Pull every line containing "JSON" out of the material below.
+++ Dataset records
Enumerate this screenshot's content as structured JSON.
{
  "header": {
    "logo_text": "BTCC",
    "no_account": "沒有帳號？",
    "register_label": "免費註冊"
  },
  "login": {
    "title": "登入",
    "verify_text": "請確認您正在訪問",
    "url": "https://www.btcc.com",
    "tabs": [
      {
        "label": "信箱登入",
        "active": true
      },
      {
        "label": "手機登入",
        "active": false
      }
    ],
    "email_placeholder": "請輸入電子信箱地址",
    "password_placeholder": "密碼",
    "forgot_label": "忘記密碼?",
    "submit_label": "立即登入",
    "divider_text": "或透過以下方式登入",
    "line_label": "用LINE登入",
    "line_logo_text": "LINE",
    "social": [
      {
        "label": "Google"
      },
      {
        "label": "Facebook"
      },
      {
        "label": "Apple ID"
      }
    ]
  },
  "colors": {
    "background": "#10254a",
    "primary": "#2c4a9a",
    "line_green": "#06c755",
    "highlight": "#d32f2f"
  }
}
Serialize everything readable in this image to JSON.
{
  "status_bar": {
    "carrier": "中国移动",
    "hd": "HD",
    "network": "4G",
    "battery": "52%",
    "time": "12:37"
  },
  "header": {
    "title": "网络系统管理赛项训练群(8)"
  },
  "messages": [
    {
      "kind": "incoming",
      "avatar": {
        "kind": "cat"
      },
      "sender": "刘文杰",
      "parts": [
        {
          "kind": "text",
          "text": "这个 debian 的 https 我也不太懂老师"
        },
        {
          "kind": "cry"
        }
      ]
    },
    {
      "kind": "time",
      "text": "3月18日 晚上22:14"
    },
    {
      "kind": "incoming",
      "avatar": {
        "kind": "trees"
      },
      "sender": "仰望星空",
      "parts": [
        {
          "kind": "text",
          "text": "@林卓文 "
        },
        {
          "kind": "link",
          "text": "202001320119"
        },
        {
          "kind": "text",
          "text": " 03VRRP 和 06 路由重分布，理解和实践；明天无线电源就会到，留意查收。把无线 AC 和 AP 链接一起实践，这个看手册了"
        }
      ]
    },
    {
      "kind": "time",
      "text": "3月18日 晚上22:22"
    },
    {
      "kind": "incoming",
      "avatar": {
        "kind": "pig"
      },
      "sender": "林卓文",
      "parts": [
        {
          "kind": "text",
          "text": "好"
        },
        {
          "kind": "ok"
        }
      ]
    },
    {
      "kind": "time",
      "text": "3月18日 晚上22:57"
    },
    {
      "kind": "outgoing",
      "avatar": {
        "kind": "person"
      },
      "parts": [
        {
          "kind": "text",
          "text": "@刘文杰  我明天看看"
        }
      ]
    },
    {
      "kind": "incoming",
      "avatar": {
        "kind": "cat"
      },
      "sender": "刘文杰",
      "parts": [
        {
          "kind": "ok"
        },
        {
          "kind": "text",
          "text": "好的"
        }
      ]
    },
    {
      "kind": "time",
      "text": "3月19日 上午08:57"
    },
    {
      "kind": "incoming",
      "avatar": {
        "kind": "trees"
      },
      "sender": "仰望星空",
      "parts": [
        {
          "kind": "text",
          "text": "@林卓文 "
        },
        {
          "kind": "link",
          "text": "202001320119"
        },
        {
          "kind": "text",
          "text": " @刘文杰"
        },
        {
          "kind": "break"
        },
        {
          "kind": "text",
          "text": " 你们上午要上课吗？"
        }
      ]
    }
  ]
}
++++++
_Written response_
Enumerate this screenshot's content as structured JSON.
Serialize everything readable in this image to JSON.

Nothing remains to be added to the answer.